>> START

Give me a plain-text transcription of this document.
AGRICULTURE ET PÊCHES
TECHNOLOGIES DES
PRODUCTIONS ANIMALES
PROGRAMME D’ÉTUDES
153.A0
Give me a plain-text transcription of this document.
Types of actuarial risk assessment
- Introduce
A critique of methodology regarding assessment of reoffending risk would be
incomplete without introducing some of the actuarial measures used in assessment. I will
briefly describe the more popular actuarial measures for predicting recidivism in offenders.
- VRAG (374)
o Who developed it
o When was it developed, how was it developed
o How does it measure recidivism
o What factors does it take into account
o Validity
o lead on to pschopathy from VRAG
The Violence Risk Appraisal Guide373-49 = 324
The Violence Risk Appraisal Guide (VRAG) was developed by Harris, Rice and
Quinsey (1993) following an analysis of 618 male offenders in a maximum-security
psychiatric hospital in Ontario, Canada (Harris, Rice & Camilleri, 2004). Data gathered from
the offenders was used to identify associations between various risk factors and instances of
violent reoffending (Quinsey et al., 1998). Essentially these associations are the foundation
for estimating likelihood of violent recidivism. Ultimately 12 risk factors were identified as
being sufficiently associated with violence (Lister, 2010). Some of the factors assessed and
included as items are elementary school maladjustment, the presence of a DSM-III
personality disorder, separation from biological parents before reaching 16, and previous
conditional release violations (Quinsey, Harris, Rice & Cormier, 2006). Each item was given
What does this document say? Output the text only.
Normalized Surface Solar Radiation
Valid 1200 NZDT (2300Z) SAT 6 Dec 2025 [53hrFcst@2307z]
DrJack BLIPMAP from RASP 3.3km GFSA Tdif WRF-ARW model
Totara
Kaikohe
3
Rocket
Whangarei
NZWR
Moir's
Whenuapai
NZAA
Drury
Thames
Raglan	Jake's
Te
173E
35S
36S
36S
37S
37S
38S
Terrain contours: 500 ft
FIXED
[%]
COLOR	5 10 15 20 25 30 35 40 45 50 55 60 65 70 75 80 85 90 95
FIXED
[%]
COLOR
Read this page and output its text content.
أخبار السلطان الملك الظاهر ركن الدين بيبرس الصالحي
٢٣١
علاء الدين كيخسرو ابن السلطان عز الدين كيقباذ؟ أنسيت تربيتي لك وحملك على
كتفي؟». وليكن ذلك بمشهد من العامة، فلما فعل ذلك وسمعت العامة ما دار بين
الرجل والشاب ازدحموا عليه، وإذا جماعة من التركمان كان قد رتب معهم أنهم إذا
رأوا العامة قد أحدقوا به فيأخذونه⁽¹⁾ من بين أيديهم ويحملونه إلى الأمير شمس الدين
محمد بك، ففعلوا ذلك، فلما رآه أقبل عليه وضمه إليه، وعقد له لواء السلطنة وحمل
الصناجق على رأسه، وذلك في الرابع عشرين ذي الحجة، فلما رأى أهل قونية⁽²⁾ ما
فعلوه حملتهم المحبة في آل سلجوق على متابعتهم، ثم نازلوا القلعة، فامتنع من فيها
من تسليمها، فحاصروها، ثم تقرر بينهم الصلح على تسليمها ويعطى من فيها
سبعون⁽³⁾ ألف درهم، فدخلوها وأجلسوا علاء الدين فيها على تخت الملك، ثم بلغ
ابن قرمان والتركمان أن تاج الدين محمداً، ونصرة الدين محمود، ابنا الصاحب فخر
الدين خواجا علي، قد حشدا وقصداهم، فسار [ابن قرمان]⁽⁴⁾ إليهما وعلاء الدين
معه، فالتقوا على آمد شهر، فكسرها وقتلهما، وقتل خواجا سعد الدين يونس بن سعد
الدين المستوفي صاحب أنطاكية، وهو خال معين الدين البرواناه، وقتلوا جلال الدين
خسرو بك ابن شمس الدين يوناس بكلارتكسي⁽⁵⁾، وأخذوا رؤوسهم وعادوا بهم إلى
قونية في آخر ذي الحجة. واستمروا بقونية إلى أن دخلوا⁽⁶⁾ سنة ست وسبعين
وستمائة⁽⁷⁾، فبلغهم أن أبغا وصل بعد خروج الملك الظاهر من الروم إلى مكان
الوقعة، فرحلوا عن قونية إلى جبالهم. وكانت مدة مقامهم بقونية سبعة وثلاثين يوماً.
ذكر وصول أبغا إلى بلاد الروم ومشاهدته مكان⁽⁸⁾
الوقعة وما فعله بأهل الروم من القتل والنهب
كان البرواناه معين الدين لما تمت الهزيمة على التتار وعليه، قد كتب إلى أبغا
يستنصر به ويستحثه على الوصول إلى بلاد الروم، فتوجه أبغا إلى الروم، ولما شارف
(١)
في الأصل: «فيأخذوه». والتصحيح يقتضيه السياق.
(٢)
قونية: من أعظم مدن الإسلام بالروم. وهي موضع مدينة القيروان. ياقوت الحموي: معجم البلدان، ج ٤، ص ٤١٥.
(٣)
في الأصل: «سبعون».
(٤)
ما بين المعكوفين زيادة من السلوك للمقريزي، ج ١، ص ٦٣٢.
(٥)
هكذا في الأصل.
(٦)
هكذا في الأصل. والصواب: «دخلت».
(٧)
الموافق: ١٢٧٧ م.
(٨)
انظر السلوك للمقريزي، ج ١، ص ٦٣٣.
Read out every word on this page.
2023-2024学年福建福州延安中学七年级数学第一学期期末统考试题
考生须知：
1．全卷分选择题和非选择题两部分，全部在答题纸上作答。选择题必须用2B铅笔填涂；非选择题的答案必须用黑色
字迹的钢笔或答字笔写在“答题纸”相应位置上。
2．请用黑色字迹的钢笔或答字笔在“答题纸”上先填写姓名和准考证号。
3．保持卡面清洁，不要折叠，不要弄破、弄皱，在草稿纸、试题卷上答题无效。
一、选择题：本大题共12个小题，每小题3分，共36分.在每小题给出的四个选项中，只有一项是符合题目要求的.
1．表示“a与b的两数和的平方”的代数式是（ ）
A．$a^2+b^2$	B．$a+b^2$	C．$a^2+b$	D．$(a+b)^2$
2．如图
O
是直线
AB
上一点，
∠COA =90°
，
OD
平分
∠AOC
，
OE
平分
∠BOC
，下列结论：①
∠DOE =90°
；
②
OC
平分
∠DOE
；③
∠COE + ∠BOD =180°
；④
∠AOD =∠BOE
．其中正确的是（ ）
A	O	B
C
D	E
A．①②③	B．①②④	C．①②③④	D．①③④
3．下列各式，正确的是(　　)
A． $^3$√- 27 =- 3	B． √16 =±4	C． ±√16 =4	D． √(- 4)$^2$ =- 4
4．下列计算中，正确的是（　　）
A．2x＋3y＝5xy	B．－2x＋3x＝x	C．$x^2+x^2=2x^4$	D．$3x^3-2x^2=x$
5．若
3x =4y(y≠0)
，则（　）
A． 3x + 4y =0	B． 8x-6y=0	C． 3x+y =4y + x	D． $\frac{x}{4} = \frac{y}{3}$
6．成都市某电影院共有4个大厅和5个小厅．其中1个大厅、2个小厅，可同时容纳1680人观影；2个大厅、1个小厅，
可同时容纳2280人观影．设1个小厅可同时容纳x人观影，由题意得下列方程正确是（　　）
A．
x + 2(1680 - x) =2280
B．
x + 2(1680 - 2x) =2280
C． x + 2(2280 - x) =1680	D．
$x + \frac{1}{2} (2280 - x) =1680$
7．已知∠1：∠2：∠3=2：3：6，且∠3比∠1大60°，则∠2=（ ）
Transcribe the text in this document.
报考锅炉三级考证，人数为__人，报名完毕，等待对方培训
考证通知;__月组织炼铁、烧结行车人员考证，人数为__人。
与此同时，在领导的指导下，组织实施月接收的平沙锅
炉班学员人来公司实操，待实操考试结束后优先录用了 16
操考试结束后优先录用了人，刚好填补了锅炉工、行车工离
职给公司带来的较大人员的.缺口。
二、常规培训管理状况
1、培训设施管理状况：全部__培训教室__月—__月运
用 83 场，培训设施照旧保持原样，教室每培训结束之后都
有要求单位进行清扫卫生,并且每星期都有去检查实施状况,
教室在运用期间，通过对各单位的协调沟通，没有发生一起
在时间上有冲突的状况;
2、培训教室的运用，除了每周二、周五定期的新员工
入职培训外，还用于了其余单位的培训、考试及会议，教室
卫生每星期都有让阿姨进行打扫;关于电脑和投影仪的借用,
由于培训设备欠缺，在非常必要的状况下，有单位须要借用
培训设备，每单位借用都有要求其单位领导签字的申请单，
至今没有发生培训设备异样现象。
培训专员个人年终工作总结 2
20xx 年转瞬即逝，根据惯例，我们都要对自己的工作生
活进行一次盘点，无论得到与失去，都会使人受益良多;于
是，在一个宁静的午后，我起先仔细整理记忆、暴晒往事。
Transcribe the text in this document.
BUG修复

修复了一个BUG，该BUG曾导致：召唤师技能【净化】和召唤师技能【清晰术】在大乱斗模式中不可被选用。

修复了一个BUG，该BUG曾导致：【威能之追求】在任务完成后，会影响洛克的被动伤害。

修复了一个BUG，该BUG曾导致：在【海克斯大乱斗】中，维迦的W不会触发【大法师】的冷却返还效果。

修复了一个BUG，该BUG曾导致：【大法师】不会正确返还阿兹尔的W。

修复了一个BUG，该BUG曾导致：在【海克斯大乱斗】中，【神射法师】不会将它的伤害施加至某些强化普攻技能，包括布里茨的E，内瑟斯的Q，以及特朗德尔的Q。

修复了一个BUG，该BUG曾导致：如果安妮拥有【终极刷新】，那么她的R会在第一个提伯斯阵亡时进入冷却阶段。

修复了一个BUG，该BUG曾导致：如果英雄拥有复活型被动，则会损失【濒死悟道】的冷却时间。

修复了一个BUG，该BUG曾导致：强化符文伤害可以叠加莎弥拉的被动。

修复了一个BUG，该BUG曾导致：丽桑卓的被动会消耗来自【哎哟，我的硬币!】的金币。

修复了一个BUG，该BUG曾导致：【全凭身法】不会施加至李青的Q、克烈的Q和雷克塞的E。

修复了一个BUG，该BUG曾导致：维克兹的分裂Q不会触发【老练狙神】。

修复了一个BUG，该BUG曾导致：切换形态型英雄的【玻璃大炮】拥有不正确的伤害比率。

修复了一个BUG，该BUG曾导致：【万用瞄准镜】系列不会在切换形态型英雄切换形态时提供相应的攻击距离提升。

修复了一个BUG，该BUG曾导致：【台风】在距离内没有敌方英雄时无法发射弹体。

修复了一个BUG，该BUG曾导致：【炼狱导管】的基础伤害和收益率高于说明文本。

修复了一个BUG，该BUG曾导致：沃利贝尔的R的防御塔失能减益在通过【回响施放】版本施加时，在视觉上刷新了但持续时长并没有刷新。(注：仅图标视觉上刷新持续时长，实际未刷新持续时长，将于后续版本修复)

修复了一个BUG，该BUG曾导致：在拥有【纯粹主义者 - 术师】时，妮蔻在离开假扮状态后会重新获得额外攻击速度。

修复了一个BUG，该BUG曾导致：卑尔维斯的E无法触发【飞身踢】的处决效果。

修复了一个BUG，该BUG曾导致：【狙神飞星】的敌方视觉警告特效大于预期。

>> END

▶ **PROBLEM STATEMENT**:
Copy each line of the data that contains the word "السلطان".

▶ **RESULT**:
أخبار السلطان الملك الظاهر ركن الدين بيبرس الصالحي
علاء الدين كيخسرو ابن السلطان عز الدين كيقباذ؟ أنسيت تربيتي لك وحملك على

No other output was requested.